Element and coordinate records:
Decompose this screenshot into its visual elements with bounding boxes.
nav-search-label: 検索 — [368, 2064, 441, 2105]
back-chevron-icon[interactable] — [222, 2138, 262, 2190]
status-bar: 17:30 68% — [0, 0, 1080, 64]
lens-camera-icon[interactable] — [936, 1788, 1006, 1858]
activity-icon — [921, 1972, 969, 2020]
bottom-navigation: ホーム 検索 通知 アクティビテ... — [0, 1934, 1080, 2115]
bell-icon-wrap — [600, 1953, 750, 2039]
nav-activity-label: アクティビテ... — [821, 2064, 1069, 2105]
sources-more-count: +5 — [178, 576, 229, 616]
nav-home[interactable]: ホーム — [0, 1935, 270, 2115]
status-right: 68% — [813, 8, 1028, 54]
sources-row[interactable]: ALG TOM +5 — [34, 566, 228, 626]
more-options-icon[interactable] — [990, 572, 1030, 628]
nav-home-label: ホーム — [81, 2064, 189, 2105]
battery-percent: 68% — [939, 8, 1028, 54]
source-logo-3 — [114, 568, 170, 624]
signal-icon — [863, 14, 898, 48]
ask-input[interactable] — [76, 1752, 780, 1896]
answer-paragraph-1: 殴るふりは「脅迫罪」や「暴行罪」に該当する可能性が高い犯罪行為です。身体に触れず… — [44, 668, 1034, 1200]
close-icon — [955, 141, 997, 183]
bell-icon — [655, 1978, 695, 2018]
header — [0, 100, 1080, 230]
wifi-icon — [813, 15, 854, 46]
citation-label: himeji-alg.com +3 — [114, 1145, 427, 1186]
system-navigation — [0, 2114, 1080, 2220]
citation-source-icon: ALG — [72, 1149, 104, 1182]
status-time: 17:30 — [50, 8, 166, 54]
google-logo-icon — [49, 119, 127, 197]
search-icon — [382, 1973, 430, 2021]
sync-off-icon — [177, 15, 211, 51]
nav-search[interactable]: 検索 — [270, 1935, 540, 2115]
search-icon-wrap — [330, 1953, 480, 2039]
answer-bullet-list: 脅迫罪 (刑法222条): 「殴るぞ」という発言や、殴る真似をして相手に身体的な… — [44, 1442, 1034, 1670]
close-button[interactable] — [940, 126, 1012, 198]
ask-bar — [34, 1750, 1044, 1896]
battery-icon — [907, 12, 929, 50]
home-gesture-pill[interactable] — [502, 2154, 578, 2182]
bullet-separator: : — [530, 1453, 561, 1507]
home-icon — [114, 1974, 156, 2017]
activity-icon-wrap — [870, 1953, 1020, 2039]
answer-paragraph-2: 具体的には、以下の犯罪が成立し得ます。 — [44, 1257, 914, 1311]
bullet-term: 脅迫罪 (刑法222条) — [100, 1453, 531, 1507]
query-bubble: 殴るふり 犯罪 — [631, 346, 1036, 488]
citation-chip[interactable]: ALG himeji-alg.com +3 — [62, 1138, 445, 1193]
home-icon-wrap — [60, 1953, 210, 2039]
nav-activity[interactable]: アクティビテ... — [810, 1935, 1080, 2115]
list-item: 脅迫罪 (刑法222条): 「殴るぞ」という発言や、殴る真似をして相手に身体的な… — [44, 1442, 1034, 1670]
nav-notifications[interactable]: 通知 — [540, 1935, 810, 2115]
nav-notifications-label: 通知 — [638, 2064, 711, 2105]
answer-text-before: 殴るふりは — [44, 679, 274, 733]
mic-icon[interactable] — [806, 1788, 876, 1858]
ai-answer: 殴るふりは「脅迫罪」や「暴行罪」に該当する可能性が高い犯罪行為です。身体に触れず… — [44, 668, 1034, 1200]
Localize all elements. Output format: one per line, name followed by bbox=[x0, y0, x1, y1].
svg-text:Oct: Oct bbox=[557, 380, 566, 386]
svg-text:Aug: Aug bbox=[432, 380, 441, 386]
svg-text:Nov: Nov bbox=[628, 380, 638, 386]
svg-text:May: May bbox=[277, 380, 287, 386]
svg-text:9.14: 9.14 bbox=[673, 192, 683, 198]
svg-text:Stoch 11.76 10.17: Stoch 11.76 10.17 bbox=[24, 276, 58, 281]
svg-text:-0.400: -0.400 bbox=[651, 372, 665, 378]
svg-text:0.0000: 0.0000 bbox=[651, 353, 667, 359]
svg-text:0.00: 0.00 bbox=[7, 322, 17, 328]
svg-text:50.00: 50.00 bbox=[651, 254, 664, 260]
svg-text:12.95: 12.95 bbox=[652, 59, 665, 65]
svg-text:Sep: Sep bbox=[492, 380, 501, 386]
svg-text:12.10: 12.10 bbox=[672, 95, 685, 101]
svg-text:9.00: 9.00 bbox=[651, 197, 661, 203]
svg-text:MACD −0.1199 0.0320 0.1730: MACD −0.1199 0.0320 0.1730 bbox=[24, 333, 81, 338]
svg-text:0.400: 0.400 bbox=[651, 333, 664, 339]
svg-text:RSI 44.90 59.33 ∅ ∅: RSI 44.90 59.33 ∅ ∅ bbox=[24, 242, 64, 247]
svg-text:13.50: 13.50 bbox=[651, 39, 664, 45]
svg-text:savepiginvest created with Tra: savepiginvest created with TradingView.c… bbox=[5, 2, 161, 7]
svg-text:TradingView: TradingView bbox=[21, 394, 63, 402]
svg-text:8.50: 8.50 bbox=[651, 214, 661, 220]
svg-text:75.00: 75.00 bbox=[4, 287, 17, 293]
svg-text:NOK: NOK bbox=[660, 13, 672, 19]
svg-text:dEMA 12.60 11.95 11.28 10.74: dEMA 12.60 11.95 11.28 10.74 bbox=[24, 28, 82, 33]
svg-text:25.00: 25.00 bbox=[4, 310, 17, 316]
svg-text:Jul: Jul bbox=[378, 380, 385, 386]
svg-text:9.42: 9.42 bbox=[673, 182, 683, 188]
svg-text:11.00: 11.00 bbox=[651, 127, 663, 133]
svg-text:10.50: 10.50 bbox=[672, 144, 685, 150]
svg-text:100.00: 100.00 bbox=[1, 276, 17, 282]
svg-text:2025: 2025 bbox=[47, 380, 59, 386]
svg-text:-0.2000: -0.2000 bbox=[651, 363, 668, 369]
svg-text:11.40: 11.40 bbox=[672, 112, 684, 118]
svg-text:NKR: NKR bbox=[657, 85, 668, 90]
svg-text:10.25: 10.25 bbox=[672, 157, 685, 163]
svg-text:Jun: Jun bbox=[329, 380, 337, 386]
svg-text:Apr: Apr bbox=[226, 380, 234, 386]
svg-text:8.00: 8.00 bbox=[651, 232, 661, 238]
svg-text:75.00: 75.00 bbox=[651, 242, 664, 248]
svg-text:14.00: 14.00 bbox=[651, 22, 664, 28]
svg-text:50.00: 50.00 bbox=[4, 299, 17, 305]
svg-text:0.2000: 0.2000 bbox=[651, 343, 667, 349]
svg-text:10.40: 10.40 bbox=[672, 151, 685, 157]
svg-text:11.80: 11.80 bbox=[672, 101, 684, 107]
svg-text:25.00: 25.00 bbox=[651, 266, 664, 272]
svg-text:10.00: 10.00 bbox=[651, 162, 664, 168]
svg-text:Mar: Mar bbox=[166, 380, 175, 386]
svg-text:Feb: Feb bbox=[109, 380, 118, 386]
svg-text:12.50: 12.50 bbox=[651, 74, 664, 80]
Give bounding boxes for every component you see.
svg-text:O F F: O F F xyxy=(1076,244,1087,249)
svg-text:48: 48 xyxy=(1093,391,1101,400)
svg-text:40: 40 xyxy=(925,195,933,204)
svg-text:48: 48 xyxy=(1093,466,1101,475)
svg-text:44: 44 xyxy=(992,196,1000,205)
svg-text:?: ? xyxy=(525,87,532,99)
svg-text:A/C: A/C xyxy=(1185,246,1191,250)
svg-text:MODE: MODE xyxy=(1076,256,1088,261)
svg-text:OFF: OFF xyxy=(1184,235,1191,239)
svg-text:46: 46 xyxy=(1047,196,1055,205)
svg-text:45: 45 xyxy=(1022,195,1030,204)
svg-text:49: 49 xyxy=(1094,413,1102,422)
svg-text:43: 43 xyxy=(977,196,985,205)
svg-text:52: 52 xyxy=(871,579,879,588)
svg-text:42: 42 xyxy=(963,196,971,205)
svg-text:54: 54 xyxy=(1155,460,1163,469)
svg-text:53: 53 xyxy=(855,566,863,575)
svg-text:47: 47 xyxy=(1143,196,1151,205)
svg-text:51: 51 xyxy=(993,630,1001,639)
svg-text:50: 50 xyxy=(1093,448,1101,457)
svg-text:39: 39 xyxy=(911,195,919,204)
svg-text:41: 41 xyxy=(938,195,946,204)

What is expected: Return the lines of the records unchanged, starting from the first line and ending with the line that contains "battery-icon — [907, 12, 929, 50]", including both of those lines.

Completed exercise:
Decompose this screenshot into its visual elements with bounding boxes.
nav-search-label: 検索 — [368, 2064, 441, 2105]
back-chevron-icon[interactable] — [222, 2138, 262, 2190]
status-bar: 17:30 68% — [0, 0, 1080, 64]
lens-camera-icon[interactable] — [936, 1788, 1006, 1858]
activity-icon — [921, 1972, 969, 2020]
bottom-navigation: ホーム 検索 通知 アクティビテ... — [0, 1934, 1080, 2115]
bell-icon-wrap — [600, 1953, 750, 2039]
nav-activity-label: アクティビテ... — [821, 2064, 1069, 2105]
sources-more-count: +5 — [178, 576, 229, 616]
nav-home[interactable]: ホーム — [0, 1935, 270, 2115]
status-right: 68% — [813, 8, 1028, 54]
sources-row[interactable]: ALG TOM +5 — [34, 566, 228, 626]
more-options-icon[interactable] — [990, 572, 1030, 628]
nav-home-label: ホーム — [81, 2064, 189, 2105]
battery-percent: 68% — [939, 8, 1028, 54]
source-logo-3 — [114, 568, 170, 624]
signal-icon — [863, 14, 898, 48]
ask-input[interactable] — [76, 1752, 780, 1896]
answer-paragraph-1: 殴るふりは「脅迫罪」や「暴行罪」に該当する可能性が高い犯罪行為です。身体に触れず… — [44, 668, 1034, 1200]
close-icon — [955, 141, 997, 183]
bell-icon — [655, 1978, 695, 2018]
header — [0, 100, 1080, 230]
wifi-icon — [813, 15, 854, 46]
citation-label: himeji-alg.com +3 — [114, 1145, 427, 1186]
system-navigation — [0, 2114, 1080, 2220]
citation-source-icon: ALG — [72, 1149, 104, 1182]
status-time: 17:30 — [50, 8, 166, 54]
google-logo-icon — [49, 119, 127, 197]
search-icon — [382, 1973, 430, 2021]
sync-off-icon — [177, 15, 211, 51]
nav-search[interactable]: 検索 — [270, 1935, 540, 2115]
search-icon-wrap — [330, 1953, 480, 2039]
answer-bullet-list: 脅迫罪 (刑法222条): 「殴るぞ」という発言や、殴る真似をして相手に身体的な… — [44, 1442, 1034, 1670]
close-button[interactable] — [940, 126, 1012, 198]
ask-bar — [34, 1750, 1044, 1896]
battery-icon — [907, 12, 929, 50]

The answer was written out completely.